__Your instructions__
Write out all the data again, exactly as it stands.

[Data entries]
****
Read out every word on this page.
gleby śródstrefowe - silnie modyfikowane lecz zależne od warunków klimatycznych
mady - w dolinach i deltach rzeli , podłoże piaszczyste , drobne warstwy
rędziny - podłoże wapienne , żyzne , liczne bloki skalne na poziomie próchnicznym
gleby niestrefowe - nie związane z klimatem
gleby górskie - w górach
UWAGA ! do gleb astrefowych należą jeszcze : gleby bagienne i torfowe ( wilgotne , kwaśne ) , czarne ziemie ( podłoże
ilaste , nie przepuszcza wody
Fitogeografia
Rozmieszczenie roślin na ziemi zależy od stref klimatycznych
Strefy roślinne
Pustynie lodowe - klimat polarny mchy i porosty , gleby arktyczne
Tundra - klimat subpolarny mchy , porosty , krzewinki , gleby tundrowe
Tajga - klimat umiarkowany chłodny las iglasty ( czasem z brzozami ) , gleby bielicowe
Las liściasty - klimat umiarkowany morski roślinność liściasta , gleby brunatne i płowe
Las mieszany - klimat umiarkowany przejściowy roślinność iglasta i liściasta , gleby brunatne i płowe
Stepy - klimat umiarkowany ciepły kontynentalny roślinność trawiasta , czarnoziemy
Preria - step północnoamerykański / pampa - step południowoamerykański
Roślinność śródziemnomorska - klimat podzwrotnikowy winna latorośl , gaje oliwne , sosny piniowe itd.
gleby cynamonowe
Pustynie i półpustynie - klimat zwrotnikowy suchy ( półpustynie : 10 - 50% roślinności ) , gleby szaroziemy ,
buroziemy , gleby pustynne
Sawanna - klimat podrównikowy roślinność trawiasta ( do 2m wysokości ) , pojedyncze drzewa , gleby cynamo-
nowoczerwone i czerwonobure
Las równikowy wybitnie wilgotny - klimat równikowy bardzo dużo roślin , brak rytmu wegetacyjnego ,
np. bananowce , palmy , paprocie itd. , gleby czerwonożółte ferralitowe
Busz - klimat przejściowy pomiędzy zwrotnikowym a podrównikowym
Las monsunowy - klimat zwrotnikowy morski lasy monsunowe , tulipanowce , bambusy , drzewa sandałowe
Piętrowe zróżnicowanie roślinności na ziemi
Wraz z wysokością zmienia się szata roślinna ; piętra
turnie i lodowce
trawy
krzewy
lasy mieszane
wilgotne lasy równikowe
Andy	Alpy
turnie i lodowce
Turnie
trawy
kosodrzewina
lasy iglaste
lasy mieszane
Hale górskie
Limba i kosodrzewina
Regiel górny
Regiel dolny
****
__Written solution__
Read out every word on this page.
gleby śródstrefowe - silnie modyfikowane lecz zależne od warunków klimatycznych
mady - w dolinach i deltach rzeli , podłoże piaszczyste , drobne warstwy
rędziny - podłoże wapienne , żyzne , liczne bloki skalne na poziomie próchnicznym
gleby niestrefowe - nie związane z klimatem
gleby górskie - w górach
UWAGA ! do gleb astrefowych należą jeszcze : gleby bagienne i torfowe ( wilgotne , kwaśne ) , czarne ziemie ( podłoże
ilaste , nie przepuszcza wody
Fitogeografia
Rozmieszczenie roślin na ziemi zależy od stref klimatycznych
Strefy roślinne
Pustynie lodowe - klimat polarny mchy i porosty , gleby arktyczne
Tundra - klimat subpolarny mchy , porosty , krzewinki , gleby tundrowe
Tajga - klimat umiarkowany chłodny las iglasty ( czasem z brzozami ) , gleby bielicowe
Las liściasty - klimat umiarkowany morski roślinność liściasta , gleby brunatne i płowe
Las mieszany - klimat umiarkowany przejściowy roślinność iglasta i liściasta , gleby brunatne i płowe
Stepy - klimat umiarkowany ciepły kontynentalny roślinność trawiasta , czarnoziemy
Preria - step północnoamerykański / pampa - step południowoamerykański
Roślinność śródziemnomorska - klimat podzwrotnikowy winna latorośl , gaje oliwne , sosny piniowe itd.
gleby cynamonowe
Pustynie i półpustynie - klimat zwrotnikowy suchy ( półpustynie : 10 - 50% roślinności ) , gleby szaroziemy ,
buroziemy , gleby pustynne
Sawanna - klimat podrównikowy roślinność trawiasta ( do 2m wysokości ) , pojedyncze drzewa , gleby cynamo-
nowoczerwone i czerwonobure
Las równikowy wybitnie wilgotny - klimat równikowy bardzo dużo roślin , brak rytmu wegetacyjnego ,
np. bananowce , palmy , paprocie itd. , gleby czerwonożółte ferralitowe
Busz - klimat przejściowy pomiędzy zwrotnikowym a podrównikowym
Las monsunowy - klimat zwrotnikowy morski lasy monsunowe , tulipanowce , bambusy , drzewa sandałowe
Piętrowe zróżnicowanie roślinności na ziemi
Wraz z wysokością zmienia się szata roślinna ; piętra
turnie i lodowce
trawy
krzewy
lasy mieszane
wilgotne lasy równikowe
Andy	Alpy
turnie i lodowce
Turnie
trawy
kosodrzewina
lasy iglaste
lasy mieszane
Hale górskie
Limba i kosodrzewina
Regiel górny
Regiel dolny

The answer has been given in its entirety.